### Required actions
1. In the passage on enforced disappearance in the UAE, how many days did the former detainee say no one knew where he was?
2. List every length of time stated in the passage on enforced disappearance in the UAE.
3. Carry the account of the former detainee's time in UAE detention forward from its last sentence.

### Text section

- - -

The law also places people at heightened risk of enforced disappearance.
The nexus between torture and enforced disappearance is well established in international law. Article 5 of the 2006 International Convention on the Protection of All Persons Against Enforced Disappearances states that: “The widespread or systematic practice of enforced disappearance constitutes a crime against humanity as defined in applicable international law and shall attract the consequences provided for under such applicable international law.” The UAE has yet to sign or ratify the convention.
One Former Detainee’s Experience in UAE Detention
In April 2021, Human Rights Watch spoke to one Pakistani Shia man who spent nearly a month in UAE detention and was released and deported in late December 2020.
“No one knew where I was for 21 days,” he said. His ordeal began one night in late November when he received a call from an unknown number and was told to report to a police station without explanation. Upon arrival, police officers escorted him outside, where a black car was waiting. An Emirati man dressed in all black handcuffed and blindfolded him and told him to get into the car, he said. They rode for about 15 minutes and he was then led into what he realized was a prison cell. “For someone who was in a cell for the first time, it was hard hitting,” he said. “I was in extreme shock.”
The next morning, he said, he was again blindfolded, handcuffed, and led to another car and rode for about an hour to what he later found out was the Criminal Investigations Department in Abu Dhabi. “I had no idea what on earth was going on, I was clueless,” he said. “I had heard about things that were happening about a month earlier, about Shia getting picked up. It was all since the UAE-Israel deal. But no one told me anything.”

- - -

### Extracted records

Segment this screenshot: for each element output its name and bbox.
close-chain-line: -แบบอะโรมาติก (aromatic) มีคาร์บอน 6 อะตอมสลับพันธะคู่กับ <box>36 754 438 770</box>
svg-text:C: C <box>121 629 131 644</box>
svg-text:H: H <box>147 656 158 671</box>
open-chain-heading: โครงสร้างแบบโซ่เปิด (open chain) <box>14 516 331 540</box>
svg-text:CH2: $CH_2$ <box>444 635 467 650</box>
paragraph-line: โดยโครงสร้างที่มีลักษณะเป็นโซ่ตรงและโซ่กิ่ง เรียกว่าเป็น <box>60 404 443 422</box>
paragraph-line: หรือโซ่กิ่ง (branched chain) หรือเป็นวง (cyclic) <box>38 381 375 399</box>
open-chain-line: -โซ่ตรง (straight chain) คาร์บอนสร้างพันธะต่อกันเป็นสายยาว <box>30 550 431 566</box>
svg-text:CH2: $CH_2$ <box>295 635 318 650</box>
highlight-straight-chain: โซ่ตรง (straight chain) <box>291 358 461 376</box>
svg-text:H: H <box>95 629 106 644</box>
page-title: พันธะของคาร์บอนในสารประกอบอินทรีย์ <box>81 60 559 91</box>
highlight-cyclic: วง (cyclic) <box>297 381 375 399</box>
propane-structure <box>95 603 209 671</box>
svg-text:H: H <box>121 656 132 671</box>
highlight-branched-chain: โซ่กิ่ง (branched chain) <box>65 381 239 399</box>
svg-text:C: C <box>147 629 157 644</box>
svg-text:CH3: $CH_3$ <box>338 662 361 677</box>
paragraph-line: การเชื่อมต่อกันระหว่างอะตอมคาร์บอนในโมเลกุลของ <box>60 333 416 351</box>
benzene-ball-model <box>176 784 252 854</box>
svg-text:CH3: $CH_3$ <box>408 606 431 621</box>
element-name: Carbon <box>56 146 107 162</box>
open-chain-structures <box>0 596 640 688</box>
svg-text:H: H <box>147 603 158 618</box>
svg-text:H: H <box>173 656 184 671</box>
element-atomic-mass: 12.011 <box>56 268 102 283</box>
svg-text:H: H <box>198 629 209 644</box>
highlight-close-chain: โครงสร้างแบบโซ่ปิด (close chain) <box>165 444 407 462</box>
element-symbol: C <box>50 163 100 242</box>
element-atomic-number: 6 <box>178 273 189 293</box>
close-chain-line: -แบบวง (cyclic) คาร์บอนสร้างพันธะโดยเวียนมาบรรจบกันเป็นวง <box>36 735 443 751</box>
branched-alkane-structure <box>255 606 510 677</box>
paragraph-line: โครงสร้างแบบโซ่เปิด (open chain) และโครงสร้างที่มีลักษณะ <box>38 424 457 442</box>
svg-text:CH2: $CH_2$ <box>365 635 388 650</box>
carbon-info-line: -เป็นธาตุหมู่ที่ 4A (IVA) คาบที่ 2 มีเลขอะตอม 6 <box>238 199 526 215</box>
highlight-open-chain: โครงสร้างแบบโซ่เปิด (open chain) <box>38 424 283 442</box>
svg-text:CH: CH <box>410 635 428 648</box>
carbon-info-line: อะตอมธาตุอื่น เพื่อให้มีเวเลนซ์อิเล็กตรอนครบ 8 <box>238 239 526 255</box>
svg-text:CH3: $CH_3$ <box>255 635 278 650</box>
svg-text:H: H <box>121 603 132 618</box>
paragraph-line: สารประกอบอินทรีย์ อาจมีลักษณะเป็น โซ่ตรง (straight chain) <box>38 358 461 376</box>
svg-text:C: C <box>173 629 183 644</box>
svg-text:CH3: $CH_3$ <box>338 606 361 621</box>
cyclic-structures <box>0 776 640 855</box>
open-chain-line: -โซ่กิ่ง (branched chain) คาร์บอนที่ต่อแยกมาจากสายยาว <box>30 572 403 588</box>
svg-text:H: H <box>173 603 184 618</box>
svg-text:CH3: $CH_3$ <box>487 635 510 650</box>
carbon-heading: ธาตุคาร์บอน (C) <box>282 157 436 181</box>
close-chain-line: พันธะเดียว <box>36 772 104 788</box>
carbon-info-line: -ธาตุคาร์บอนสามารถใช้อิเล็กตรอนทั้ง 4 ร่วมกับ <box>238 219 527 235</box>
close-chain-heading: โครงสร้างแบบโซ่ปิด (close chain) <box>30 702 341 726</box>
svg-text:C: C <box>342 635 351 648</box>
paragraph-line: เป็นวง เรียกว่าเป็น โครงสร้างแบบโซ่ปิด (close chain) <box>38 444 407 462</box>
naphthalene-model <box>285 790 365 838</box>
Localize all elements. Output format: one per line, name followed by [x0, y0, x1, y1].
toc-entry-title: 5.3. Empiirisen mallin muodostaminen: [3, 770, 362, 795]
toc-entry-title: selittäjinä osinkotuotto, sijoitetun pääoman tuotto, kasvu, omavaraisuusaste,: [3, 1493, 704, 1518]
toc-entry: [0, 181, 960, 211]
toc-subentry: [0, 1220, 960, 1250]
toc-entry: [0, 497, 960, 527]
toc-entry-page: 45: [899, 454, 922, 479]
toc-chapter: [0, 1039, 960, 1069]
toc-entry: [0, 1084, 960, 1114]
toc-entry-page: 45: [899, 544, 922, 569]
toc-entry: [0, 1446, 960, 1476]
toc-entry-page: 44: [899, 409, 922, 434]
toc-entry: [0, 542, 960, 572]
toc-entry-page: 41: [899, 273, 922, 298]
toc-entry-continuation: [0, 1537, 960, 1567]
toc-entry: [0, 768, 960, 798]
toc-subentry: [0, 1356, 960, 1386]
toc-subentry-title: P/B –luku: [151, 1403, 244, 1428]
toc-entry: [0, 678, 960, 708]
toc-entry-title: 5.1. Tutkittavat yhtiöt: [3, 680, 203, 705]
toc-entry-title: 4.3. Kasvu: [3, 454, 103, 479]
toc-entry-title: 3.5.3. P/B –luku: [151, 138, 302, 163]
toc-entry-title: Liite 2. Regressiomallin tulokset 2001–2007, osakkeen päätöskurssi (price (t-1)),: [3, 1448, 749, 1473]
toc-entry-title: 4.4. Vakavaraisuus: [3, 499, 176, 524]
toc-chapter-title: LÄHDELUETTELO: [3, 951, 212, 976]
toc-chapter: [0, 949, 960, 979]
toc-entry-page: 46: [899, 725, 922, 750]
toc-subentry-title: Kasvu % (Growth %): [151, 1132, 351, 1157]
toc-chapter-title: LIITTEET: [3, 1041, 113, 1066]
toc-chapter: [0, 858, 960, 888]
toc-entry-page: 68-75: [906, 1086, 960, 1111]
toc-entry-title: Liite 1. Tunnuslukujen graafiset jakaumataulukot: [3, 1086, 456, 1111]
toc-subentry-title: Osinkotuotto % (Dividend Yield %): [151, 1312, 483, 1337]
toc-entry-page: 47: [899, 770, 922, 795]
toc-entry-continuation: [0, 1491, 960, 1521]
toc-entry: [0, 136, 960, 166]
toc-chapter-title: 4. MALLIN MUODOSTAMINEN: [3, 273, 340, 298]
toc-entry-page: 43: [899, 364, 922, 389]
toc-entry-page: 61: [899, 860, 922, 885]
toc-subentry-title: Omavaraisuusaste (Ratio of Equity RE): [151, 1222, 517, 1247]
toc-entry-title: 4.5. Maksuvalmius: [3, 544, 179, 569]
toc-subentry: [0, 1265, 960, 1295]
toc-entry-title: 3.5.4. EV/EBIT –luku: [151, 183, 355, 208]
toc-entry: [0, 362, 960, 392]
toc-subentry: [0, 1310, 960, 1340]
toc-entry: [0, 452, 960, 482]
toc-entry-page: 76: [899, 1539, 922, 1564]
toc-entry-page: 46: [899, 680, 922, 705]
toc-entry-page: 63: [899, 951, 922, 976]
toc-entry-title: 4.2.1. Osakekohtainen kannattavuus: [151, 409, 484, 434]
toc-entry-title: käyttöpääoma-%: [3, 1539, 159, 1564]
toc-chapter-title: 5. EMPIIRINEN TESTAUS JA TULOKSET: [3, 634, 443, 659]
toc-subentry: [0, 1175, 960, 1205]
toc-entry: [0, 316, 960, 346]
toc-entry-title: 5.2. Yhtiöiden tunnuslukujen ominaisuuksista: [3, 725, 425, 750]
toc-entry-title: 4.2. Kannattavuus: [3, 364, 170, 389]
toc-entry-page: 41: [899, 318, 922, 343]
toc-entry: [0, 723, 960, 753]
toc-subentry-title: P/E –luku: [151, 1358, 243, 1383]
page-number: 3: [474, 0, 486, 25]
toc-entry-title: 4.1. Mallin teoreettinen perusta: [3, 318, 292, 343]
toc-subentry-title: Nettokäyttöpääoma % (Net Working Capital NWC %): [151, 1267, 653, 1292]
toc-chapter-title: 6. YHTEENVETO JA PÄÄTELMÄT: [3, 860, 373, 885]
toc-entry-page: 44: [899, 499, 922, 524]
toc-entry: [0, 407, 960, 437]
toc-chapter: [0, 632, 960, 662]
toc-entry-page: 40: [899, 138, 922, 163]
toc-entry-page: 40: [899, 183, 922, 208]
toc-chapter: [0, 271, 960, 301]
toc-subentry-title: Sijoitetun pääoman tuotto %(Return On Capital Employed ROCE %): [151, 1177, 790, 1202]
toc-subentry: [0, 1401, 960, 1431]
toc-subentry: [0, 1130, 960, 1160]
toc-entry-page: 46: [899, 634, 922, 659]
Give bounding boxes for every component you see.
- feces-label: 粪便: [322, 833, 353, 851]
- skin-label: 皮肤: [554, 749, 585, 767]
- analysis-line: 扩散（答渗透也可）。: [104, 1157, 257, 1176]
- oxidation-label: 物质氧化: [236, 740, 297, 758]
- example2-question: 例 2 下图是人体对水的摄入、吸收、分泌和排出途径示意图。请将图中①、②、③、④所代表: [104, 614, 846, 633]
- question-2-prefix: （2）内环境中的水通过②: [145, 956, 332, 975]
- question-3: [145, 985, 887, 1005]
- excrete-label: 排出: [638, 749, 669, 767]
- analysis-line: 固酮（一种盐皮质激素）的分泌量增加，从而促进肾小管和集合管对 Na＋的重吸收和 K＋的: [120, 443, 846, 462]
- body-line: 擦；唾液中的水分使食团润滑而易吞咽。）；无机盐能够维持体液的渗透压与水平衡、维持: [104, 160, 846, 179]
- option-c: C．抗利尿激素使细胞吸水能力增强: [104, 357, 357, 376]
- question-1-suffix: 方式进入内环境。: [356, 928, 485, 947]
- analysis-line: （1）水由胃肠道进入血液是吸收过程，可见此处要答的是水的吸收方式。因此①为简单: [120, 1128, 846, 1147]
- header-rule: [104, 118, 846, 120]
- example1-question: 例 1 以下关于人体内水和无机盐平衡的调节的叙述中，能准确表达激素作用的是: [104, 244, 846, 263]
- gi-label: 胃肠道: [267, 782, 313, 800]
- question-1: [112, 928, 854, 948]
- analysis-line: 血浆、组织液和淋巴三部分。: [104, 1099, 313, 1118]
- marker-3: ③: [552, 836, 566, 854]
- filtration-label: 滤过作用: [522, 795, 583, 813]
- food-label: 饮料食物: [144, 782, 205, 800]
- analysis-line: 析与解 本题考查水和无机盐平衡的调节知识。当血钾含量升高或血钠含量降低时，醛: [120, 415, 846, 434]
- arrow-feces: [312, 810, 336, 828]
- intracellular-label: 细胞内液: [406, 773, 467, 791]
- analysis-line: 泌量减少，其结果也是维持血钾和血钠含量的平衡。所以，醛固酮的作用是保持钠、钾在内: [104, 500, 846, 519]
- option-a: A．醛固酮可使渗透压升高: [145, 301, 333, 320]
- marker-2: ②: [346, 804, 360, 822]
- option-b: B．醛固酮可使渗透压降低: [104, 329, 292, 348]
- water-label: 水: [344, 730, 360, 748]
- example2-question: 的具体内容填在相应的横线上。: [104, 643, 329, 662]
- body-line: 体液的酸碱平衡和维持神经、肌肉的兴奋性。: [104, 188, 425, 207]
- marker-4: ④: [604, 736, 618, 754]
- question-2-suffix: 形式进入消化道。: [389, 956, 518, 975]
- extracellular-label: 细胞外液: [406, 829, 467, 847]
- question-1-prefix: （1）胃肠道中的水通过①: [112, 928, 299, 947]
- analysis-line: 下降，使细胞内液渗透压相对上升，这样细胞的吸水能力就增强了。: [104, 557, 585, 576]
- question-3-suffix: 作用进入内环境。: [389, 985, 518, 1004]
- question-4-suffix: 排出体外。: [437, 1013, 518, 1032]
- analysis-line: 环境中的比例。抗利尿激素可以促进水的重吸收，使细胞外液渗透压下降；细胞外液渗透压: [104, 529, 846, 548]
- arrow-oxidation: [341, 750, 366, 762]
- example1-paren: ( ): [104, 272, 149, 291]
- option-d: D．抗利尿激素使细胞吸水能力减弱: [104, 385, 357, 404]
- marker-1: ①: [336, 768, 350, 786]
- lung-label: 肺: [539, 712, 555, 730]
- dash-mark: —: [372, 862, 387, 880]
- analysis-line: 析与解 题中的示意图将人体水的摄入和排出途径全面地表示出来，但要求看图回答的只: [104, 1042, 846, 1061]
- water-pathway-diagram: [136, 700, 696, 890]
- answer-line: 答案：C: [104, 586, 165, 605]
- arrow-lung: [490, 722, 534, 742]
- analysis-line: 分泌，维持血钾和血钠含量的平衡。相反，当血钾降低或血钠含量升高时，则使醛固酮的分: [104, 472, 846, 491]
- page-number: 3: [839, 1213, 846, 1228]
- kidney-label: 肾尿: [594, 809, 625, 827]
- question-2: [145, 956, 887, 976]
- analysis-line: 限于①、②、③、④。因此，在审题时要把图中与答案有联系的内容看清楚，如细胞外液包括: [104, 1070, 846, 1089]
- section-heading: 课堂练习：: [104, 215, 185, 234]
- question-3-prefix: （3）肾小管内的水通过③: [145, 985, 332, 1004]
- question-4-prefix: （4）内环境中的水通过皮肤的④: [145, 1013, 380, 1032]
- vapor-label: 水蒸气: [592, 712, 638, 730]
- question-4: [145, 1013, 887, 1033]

- - -

### Responses per task
1. 21 days.

2.
- nearly a month
- 21 days
- about 15 minutes
- about an hour
- about a month

3.
Emirati agents then took him to a place that looked like an office space with many meeting rooms, he said: “For two whole days I was in one of those meeting rooms. I tried to sleep on the chair. There was a sofa bed but I wasn’t allowed to use it. At times, out of pure tiredness I tried to sleep on the floor and used my shoes as pillows. If they saw me falling asleep, they would tell me to get up. There were no windows, nothing, the light in the room was constantly on, the only way to tell time was when the food arrived. The room was also cold and I wasn’t given anything [to keep warm].”
He said he was then taken to a large hall in the same building with 15 to 16 bunk beds and where other detainees were held. He said the number of detainees varied throughout his stay, reaching over 40 at one point. “I still had no idea why I was there, who the others were, or how long they had been there,” he said. “The guards had one rule: Stay quiet, don’t talk to anyone or look at anyone.”
After 10 days, state security agents called him in for questioning, which he said lasted about 10 hours: “The interrogator asked me about my life, every single detail, my work, family, friends, education, travel, relatives. My phone was in his hand and he would go through it, WhatsApp groups, photos, and ask me questions. He asked me if I was Shia or Sunni.” Two days later, another interrogator questioned him for another five hours, this time, he said, focusing on his travels. He said the interrogator made him sign a statement in Arabic promising not to speak about his detention to anyone or face prosecution.
“On day 12, people were beginning to leave, the hall was getting emptier,” he said. “On day 14, a big chunk of people left the hall. Before anyone was released, they would do a second Covid-[19] test, that’s how we knew they were being released.”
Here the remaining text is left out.